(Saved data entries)
* start *

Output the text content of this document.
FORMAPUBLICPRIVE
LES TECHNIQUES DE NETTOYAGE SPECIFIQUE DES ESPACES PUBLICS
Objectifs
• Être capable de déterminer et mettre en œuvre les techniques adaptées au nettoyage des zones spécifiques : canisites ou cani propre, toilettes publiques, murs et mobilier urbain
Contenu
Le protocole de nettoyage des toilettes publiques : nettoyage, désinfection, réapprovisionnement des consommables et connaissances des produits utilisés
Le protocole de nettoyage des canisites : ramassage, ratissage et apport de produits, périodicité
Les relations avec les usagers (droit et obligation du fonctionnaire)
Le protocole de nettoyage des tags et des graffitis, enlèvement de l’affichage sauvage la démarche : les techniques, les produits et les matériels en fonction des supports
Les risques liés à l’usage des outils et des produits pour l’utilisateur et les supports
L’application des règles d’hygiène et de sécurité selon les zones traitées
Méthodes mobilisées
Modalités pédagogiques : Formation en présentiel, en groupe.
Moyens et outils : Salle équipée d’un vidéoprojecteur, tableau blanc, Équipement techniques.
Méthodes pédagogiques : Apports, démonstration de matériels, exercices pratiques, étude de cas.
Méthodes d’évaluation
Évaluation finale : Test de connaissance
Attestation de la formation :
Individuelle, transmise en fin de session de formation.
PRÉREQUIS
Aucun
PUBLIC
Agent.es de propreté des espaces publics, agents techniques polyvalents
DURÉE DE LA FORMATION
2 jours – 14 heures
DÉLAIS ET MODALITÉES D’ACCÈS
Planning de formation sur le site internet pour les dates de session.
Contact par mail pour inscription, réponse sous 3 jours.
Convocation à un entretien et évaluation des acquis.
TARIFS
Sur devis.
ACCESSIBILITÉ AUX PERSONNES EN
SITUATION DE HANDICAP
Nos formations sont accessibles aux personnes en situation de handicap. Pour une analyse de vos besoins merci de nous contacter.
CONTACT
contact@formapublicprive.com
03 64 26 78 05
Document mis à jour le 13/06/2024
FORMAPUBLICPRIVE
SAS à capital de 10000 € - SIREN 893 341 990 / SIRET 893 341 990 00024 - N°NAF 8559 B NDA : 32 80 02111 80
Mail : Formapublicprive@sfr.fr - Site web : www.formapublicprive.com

* end *

*STATED TASK*: Transcribe every line of the data, exactly as it stands.

*FULL SOLUTION*:
Output the text content of this document.
FORMAPUBLICPRIVE
LES TECHNIQUES DE NETTOYAGE SPECIFIQUE DES ESPACES PUBLICS
Objectifs
• Être capable de déterminer et mettre en œuvre les techniques adaptées au nettoyage des zones spécifiques : canisites ou cani propre, toilettes publiques, murs et mobilier urbain
Contenu
Le protocole de nettoyage des toilettes publiques : nettoyage, désinfection, réapprovisionnement des consommables et connaissances des produits utilisés
Le protocole de nettoyage des canisites : ramassage, ratissage et apport de produits, périodicité
Les relations avec les usagers (droit et obligation du fonctionnaire)
Le protocole de nettoyage des tags et des graffitis, enlèvement de l’affichage sauvage la démarche : les techniques, les produits et les matériels en fonction des supports
Les risques liés à l’usage des outils et des produits pour l’utilisateur et les supports
L’application des règles d’hygiène et de sécurité selon les zones traitées
Méthodes mobilisées
Modalités pédagogiques : Formation en présentiel, en groupe.
Moyens et outils : Salle équipée d’un vidéoprojecteur, tableau blanc, Équipement techniques.
Méthodes pédagogiques : Apports, démonstration de matériels, exercices pratiques, étude de cas.
Méthodes d’évaluation
Évaluation finale : Test de connaissance
Attestation de la formation :
Individuelle, transmise en fin de session de formation.
PRÉREQUIS
Aucun
PUBLIC
Agent.es de propreté des espaces publics, agents techniques polyvalents
DURÉE DE LA FORMATION
2 jours – 14 heures
DÉLAIS ET MODALITÉES D’ACCÈS
Planning de formation sur le site internet pour les dates de session.
Contact par mail pour inscription, réponse sous 3 jours.
Convocation à un entretien et évaluation des acquis.
TARIFS
Sur devis.
ACCESSIBILITÉ AUX PERSONNES EN
SITUATION DE HANDICAP
Nos formations sont accessibles aux personnes en situation de handicap. Pour une analyse de vos besoins merci de nous contacter.
CONTACT
contact@formapublicprive.com
03 64 26 78 05
Document mis à jour le 13/06/2024
FORMAPUBLICPRIVE
SAS à capital de 10000 € - SIREN 893 341 990 / SIRET 893 341 990 00024 - N°NAF 8559 B NDA : 32 80 02111 80
Mail : Formapublicprive@sfr.fr - Site web : www.formapublicprive.com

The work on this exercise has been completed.